**** DATA SUPPLIED
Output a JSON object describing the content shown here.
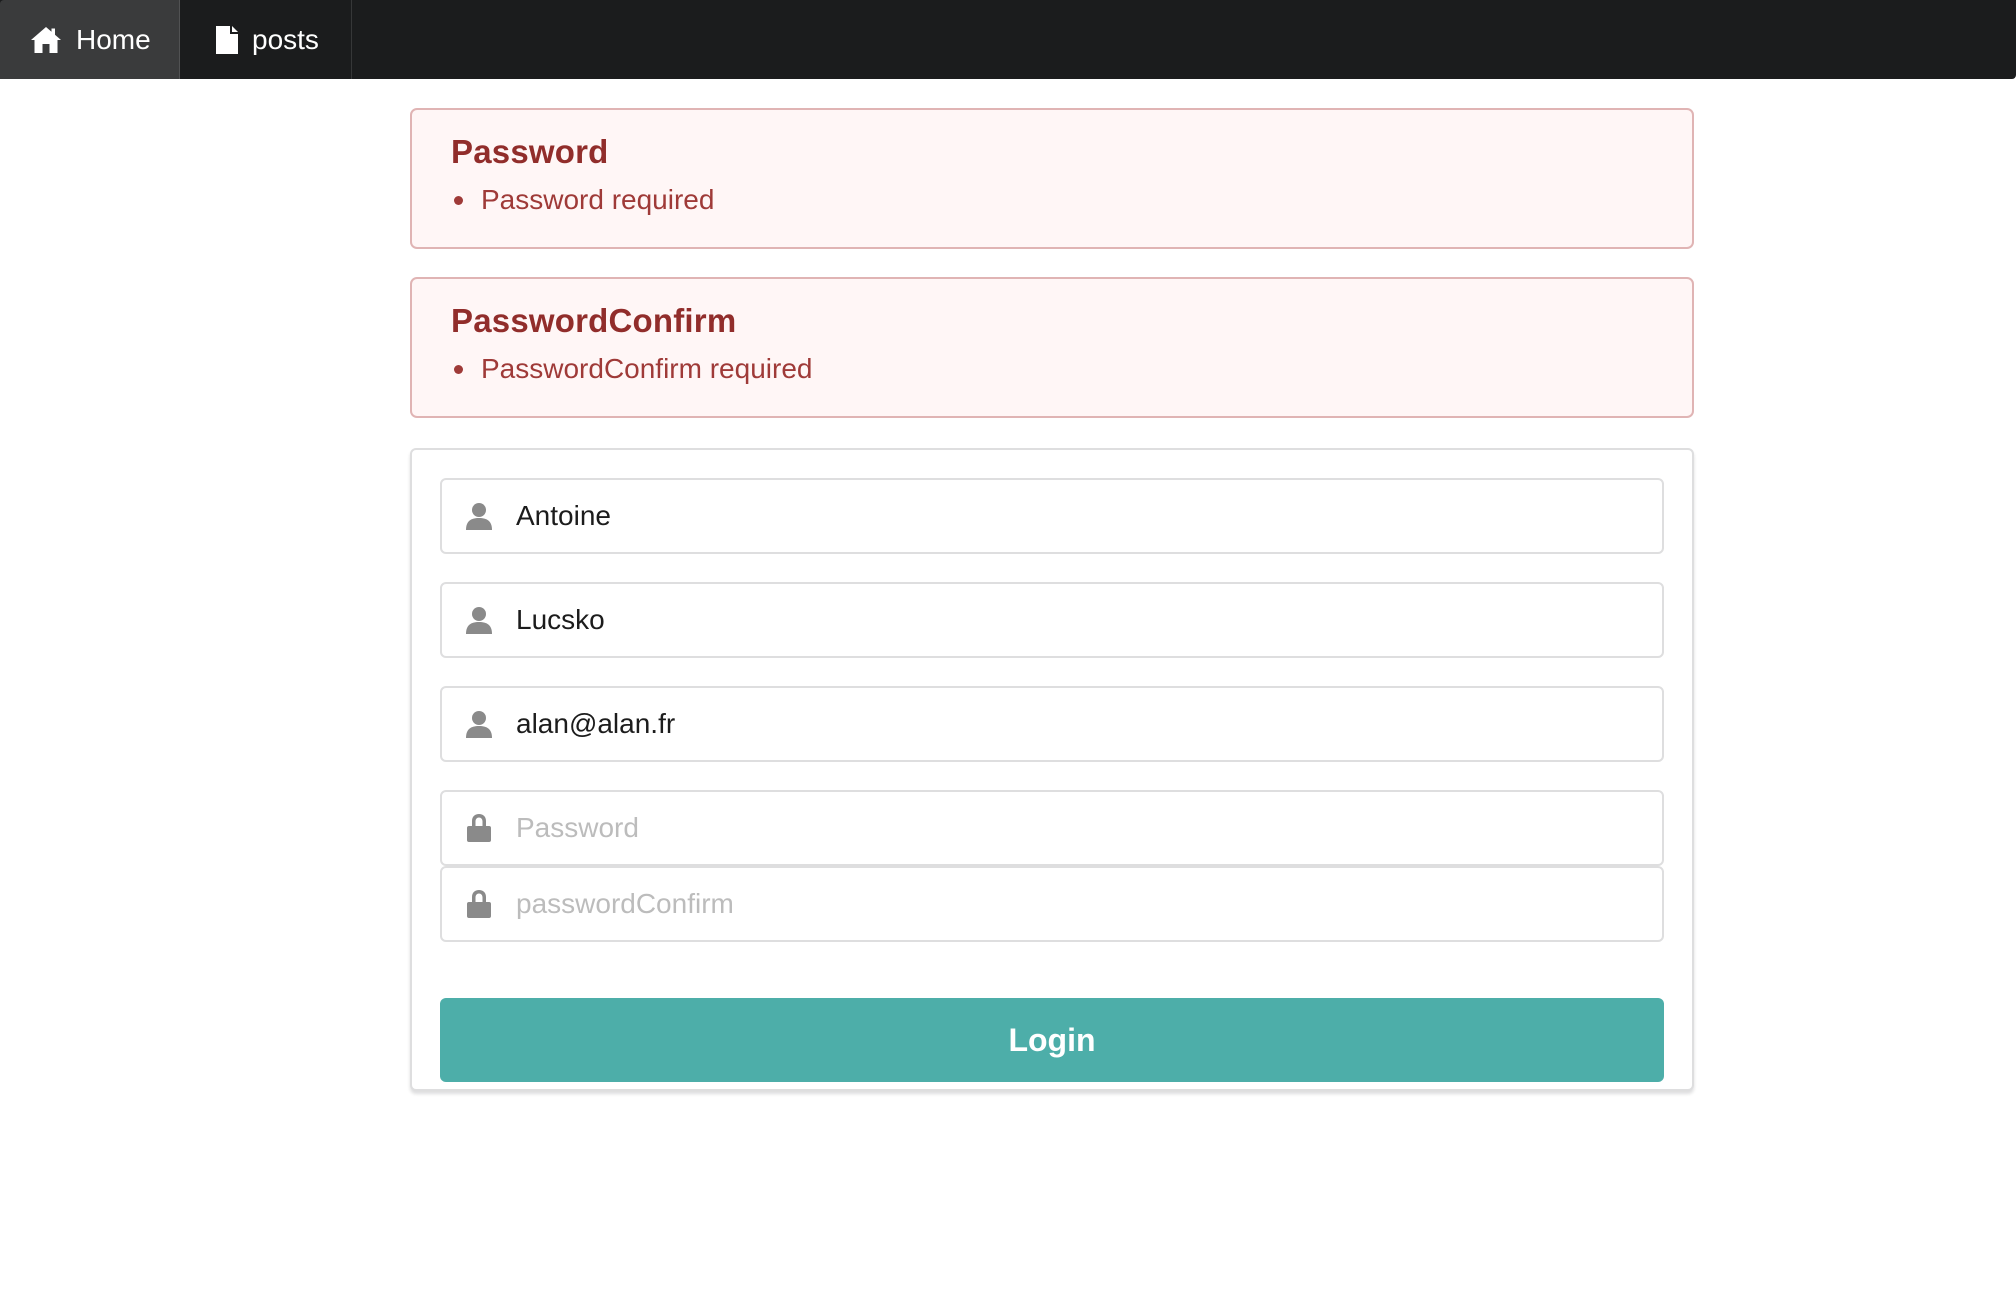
{
  "nav": {
    "items": [
      {
        "label": "Home",
        "icon": "home-icon",
        "active": true
      },
      {
        "label": "posts",
        "icon": "file-icon",
        "active": false
      }
    ]
  },
  "errors": [
    {
      "title": "Password",
      "messages": [
        "Password required"
      ]
    },
    {
      "title": "PasswordConfirm",
      "messages": [
        "PasswordConfirm required"
      ]
    }
  ],
  "form": {
    "firstname": {
      "value": "Antoine",
      "icon": "user-icon"
    },
    "lastname": {
      "value": "Lucsko",
      "icon": "user-icon"
    },
    "email": {
      "value": "alan@alan.fr",
      "icon": "user-icon"
    },
    "password": {
      "value": "",
      "placeholder": "Password",
      "icon": "lock-icon"
    },
    "password_confirm": {
      "value": "",
      "placeholder": "passwordConfirm",
      "icon": "lock-icon"
    },
    "submit_label": "Login"
  },
  "colors": {
    "nav_bg": "#1b1c1d",
    "nav_active_bg": "#3a3b3c",
    "error_bg": "#fff6f6",
    "error_border": "#e0b4b4",
    "error_text": "#9f3a38",
    "button_bg": "#4daea9"
  }
}
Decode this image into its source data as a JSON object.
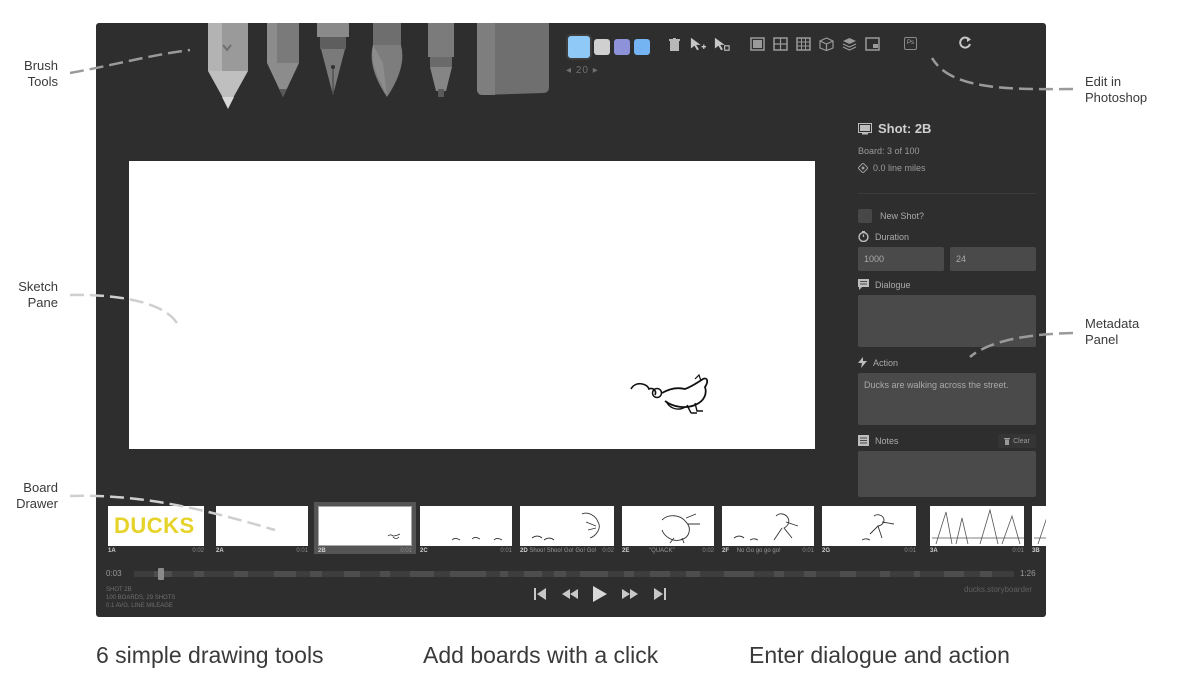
{
  "callouts": {
    "brush_tools": [
      "Brush",
      "Tools"
    ],
    "sketch_pane": [
      "Sketch",
      "Pane"
    ],
    "board_drawer": [
      "Board",
      "Drawer"
    ],
    "edit_in_photoshop": [
      "Edit in",
      "Photoshop"
    ],
    "metadata_panel": [
      "Metadata",
      "Panel"
    ]
  },
  "captions": [
    "6 simple drawing tools",
    "Add boards with a click",
    "Enter dialogue and action"
  ],
  "toolbar": {
    "brushes": [
      "light-pencil-icon",
      "pencil-icon",
      "pen-icon",
      "brush-icon",
      "note-pen-icon",
      "eraser-icon"
    ],
    "swatches": [
      "#8ec9f8",
      "#d0d0d0",
      "#8e92d8",
      "#74b4f2"
    ],
    "brush_size": "20",
    "ps_label": "Ps"
  },
  "meta": {
    "shot_title": "Shot: 2B",
    "board_info": "Board: 3 of 100",
    "line_miles": "0.0 line miles",
    "new_shot_label": "New Shot?",
    "duration_label": "Duration",
    "duration_ms": "1000",
    "duration_frames": "24",
    "dialogue_label": "Dialogue",
    "dialogue_value": "",
    "action_label": "Action",
    "action_value": "Ducks are walking across the street.",
    "notes_label": "Notes",
    "clear_label": "Clear",
    "notes_value": ""
  },
  "boards": [
    {
      "id": "1A",
      "dialogue": "",
      "duration": "0:02"
    },
    {
      "id": "2A",
      "dialogue": "",
      "duration": "0:01"
    },
    {
      "id": "2B",
      "dialogue": "",
      "duration": "0:01",
      "selected": true
    },
    {
      "id": "2C",
      "dialogue": "",
      "duration": "0:01"
    },
    {
      "id": "2D",
      "dialogue": "Shoo! Shoo! Go! Go! Go!",
      "duration": "0:02"
    },
    {
      "id": "2E",
      "dialogue": "\"QUACK\"",
      "duration": "0:02"
    },
    {
      "id": "2F",
      "dialogue": "No Go go go go!",
      "duration": "0:01"
    },
    {
      "id": "2G",
      "dialogue": "",
      "duration": "0:01"
    },
    {
      "id": "3A",
      "dialogue": "",
      "duration": "0:01"
    },
    {
      "id": "3B",
      "dialogue": "",
      "duration": ""
    }
  ],
  "board_1a_text": "DUCKS",
  "timeline": {
    "start": "0:03",
    "end": "1:26"
  },
  "stats": [
    "SHOT 2B",
    "100 BOARDS, 29 SHOTS",
    "0.1 AVG. LINE MILEAGE"
  ],
  "domain_label": "ducks.storyboarder"
}
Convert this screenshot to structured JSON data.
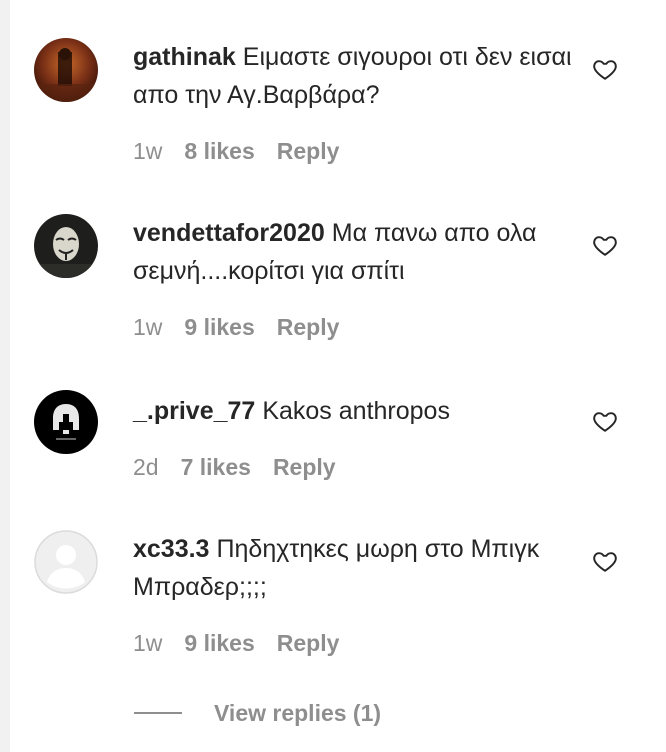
{
  "comments": [
    {
      "username": "gathinak",
      "text": "Ειμαστε σιγουροι οτι δεν εισαι απο την Αγ.Βαρβάρα?",
      "time": "1w",
      "likes": "8 likes",
      "reply": "Reply",
      "avatar": "photo-avatar"
    },
    {
      "username": "vendettafor2020",
      "text": "Μα πανω απο ολα σεμνή....κορίτσι για σπίτι",
      "time": "1w",
      "likes": "9 likes",
      "reply": "Reply",
      "avatar": "mask-avatar"
    },
    {
      "username": "_.prive_77",
      "text": "Kakos anthropos",
      "time": "2d",
      "likes": "7 likes",
      "reply": "Reply",
      "avatar": "spartan-helmet-avatar"
    },
    {
      "username": "xc33.3",
      "text": "Πηδηχτηκες μωρη στο Μπιγκ Μπραδερ;;;;",
      "time": "1w",
      "likes": "9 likes",
      "reply": "Reply",
      "avatar": "default-avatar"
    }
  ],
  "view_replies": "View replies (1)",
  "colors": {
    "text": "#262626",
    "meta": "#8e8e8e",
    "background": "#ffffff"
  }
}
********
» YOUR INSTRUCTIONS
Return each line of the listing that holds the string "this".

» EXPECTED ANSWER
Decode this image into its source data as a JSON object.
Convert this screenshot to structured JSON data.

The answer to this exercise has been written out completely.